Required work >>
Write only the number of lines holding the string "symbol".

Record extracts >>
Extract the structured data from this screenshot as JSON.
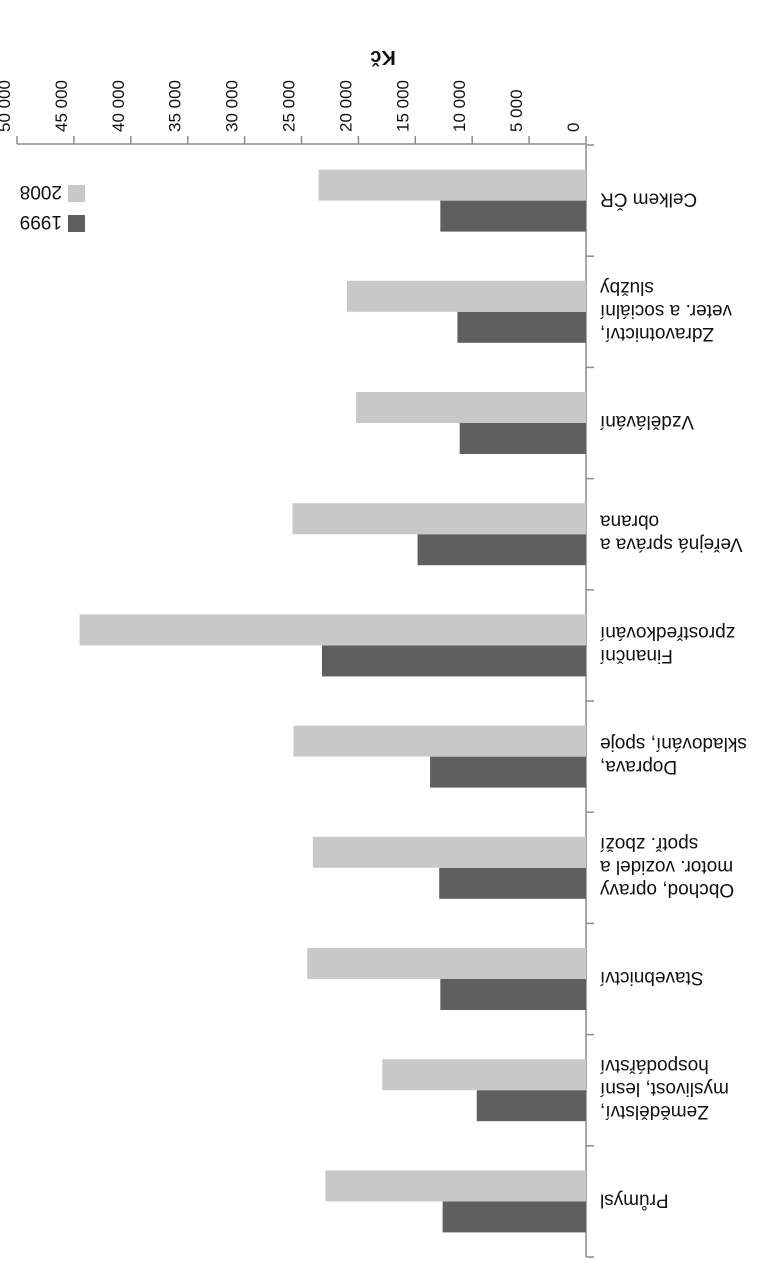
{
  "chart_data": {
    "type": "bar",
    "orientation": "horizontal",
    "rotated_180": true,
    "title": "",
    "xlabel": "Kč",
    "ylabel": "",
    "xlim": [
      0,
      50000
    ],
    "x_ticks": [
      "0",
      "5 000",
      "10 000",
      "15 000",
      "20 000",
      "25 000",
      "30 000",
      "35 000",
      "40 000",
      "45 000",
      "50 000"
    ],
    "grid": false,
    "legend": {
      "position": "inside-left"
    },
    "categories": [
      [
        "Průmysl"
      ],
      [
        "Zemědělství,",
        "myslivost, lesní",
        "hospodářství"
      ],
      [
        "Stavebnictví"
      ],
      [
        "Obchod, opravy",
        "motor. vozidel a",
        "spotř. zboží"
      ],
      [
        "Doprava,",
        "skladování, spoje"
      ],
      [
        "Finanční",
        "zprostředkování"
      ],
      [
        "Veřejná správa a",
        "obrana"
      ],
      [
        "Vzdělávání"
      ],
      [
        "Zdravotnictví,",
        "veter. a sociální",
        "služby"
      ],
      [
        "Celkem ČR"
      ]
    ],
    "series": [
      {
        "name": "2008",
        "color": "#c8c8c8",
        "values": [
          22900,
          17900,
          24500,
          24000,
          25700,
          44500,
          25800,
          20200,
          21000,
          23500
        ]
      },
      {
        "name": "1999",
        "color": "#5f5f5f",
        "values": [
          12600,
          9600,
          12800,
          12900,
          13700,
          23200,
          14800,
          11100,
          11300,
          12800
        ]
      }
    ]
  }
}
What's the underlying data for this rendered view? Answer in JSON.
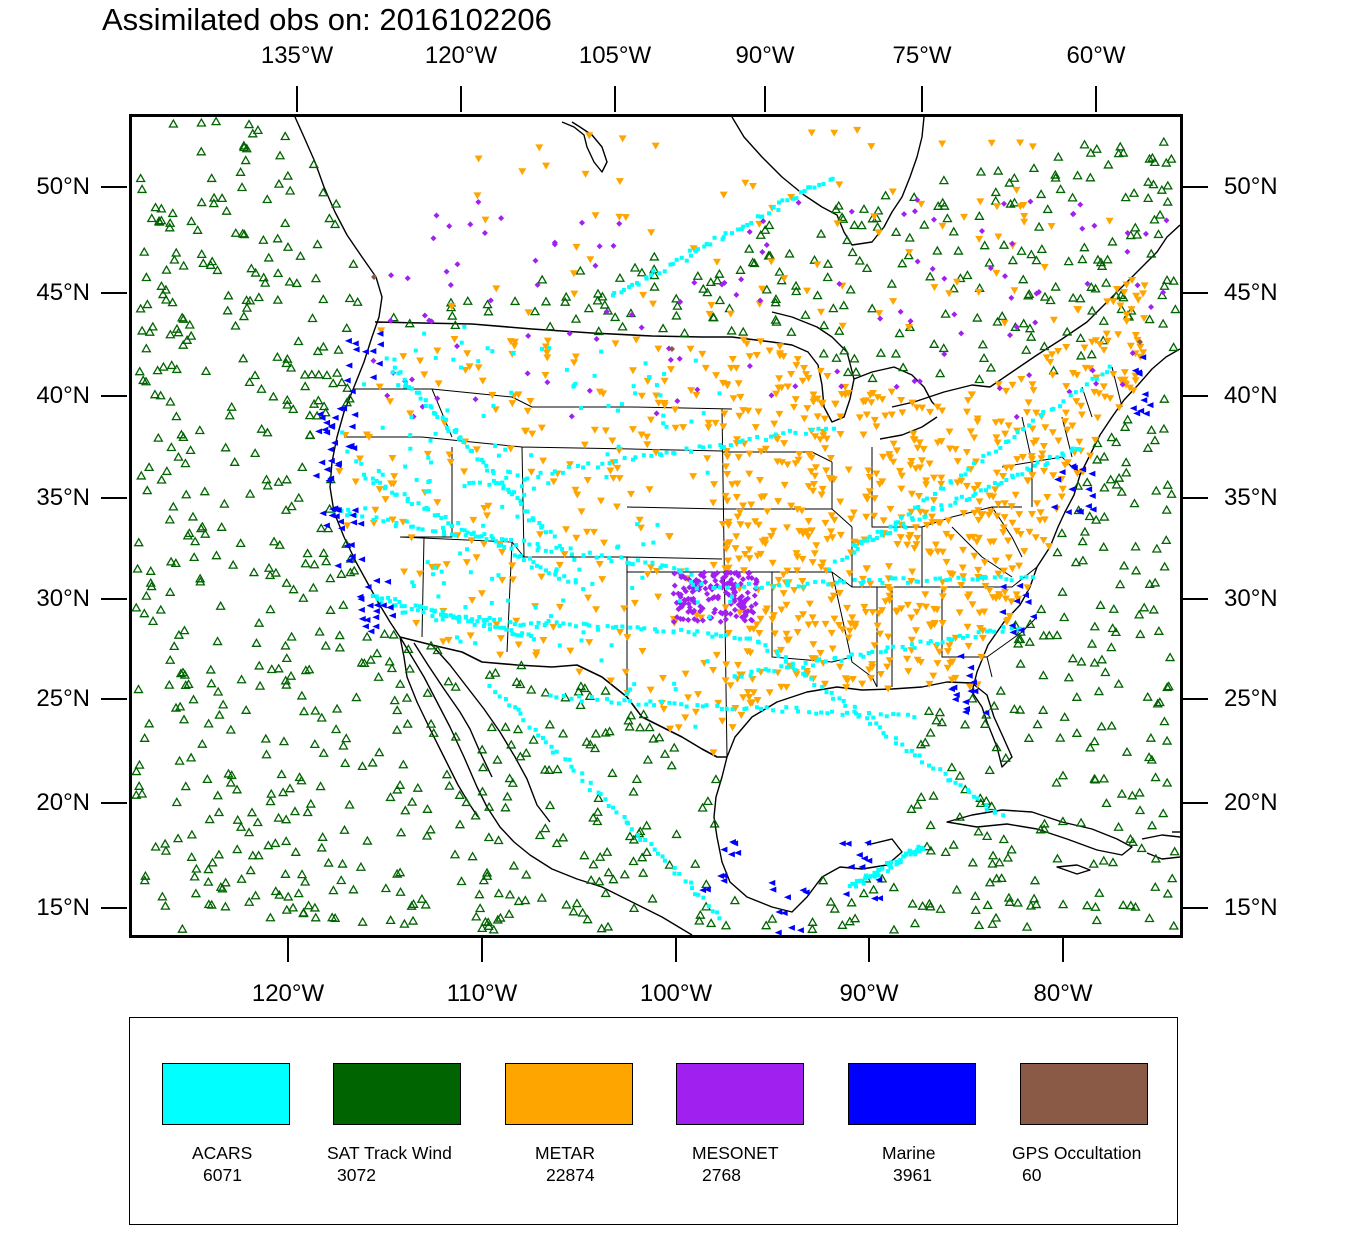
{
  "title": "Assimilated obs on: 2016102206",
  "top_axis": [
    "135°W",
    "120°W",
    "105°W",
    "90°W",
    "75°W",
    "60°W"
  ],
  "bottom_axis": [
    "120°W",
    "110°W",
    "100°W",
    "90°W",
    "80°W"
  ],
  "left_axis": [
    "50°N",
    "45°N",
    "40°N",
    "35°N",
    "30°N",
    "25°N",
    "20°N",
    "15°N"
  ],
  "right_axis": [
    "50°N",
    "45°N",
    "40°N",
    "35°N",
    "30°N",
    "25°N",
    "20°N",
    "15°N"
  ],
  "colors": {
    "acars": "#00ffff",
    "sat_track_wind": "#006400",
    "metar": "#ffa500",
    "mesonet": "#a020f0",
    "marine": "#0000ff",
    "gps_occultation": "#8b5a46"
  },
  "legend": [
    {
      "name": "ACARS",
      "count": "6071",
      "color": "#00ffff",
      "symbol": "dot"
    },
    {
      "name": "SAT Track Wind",
      "count": "3072",
      "color": "#006400",
      "symbol": "triangle-up"
    },
    {
      "name": "METAR",
      "count": "22874",
      "color": "#ffa500",
      "symbol": "triangle-down"
    },
    {
      "name": "MESONET",
      "count": "2768",
      "color": "#a020f0",
      "symbol": "diamond"
    },
    {
      "name": "Marine",
      "count": "3961",
      "color": "#0000ff",
      "symbol": "triangle-left"
    },
    {
      "name": "GPS Occultation",
      "count": "60",
      "color": "#8b5a46",
      "symbol": "square"
    }
  ]
}
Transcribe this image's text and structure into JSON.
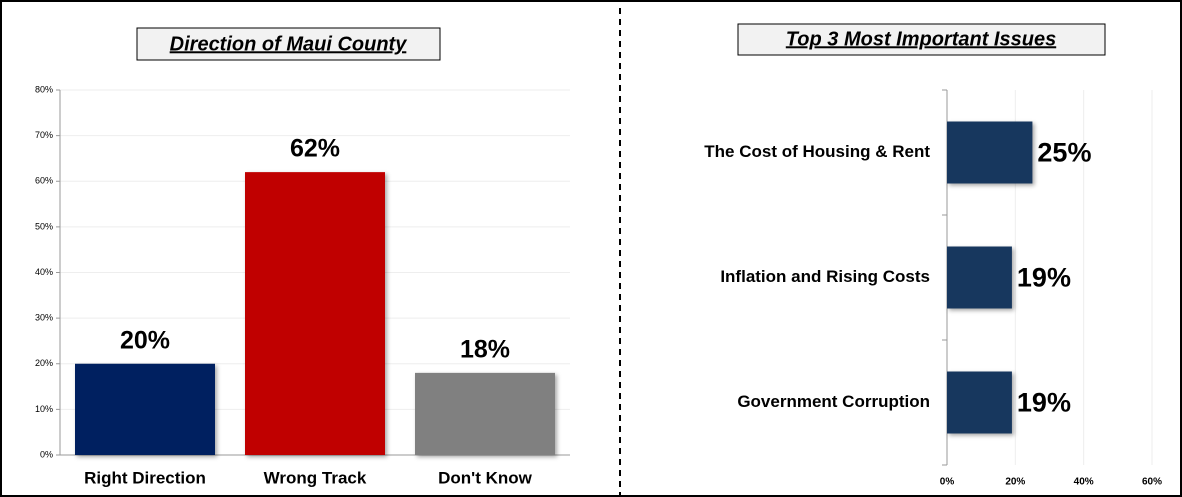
{
  "chart_data": [
    {
      "type": "bar",
      "title": "Direction of Maui County",
      "categories": [
        "Right Direction",
        "Wrong Track",
        "Don't Know"
      ],
      "values": [
        20,
        62,
        18
      ],
      "value_labels": [
        "20%",
        "62%",
        "18%"
      ],
      "colors": [
        "#002060",
        "#c00000",
        "#808080"
      ],
      "ylim": [
        0,
        80
      ],
      "yticks": [
        {
          "value": 0,
          "label": "0%"
        },
        {
          "value": 10,
          "label": "10%"
        },
        {
          "value": 20,
          "label": "20%"
        },
        {
          "value": 30,
          "label": "30%"
        },
        {
          "value": 40,
          "label": "40%"
        },
        {
          "value": 50,
          "label": "50%"
        },
        {
          "value": 60,
          "label": "60%"
        },
        {
          "value": 70,
          "label": "70%"
        },
        {
          "value": 80,
          "label": "80%"
        }
      ],
      "grid": true
    },
    {
      "type": "barh",
      "title": "Top 3 Most Important Issues",
      "categories": [
        "The Cost of Housing & Rent",
        "Inflation and Rising Costs",
        "Government Corruption"
      ],
      "values": [
        25,
        19,
        19
      ],
      "value_labels": [
        "25%",
        "19%",
        "19%"
      ],
      "color": "#17375e",
      "xlim": [
        0,
        60
      ],
      "xticks": [
        {
          "value": 0,
          "label": "0%"
        },
        {
          "value": 20,
          "label": "20%"
        },
        {
          "value": 40,
          "label": "40%"
        },
        {
          "value": 60,
          "label": "60%"
        }
      ],
      "grid": true
    }
  ]
}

Response to this task >>
6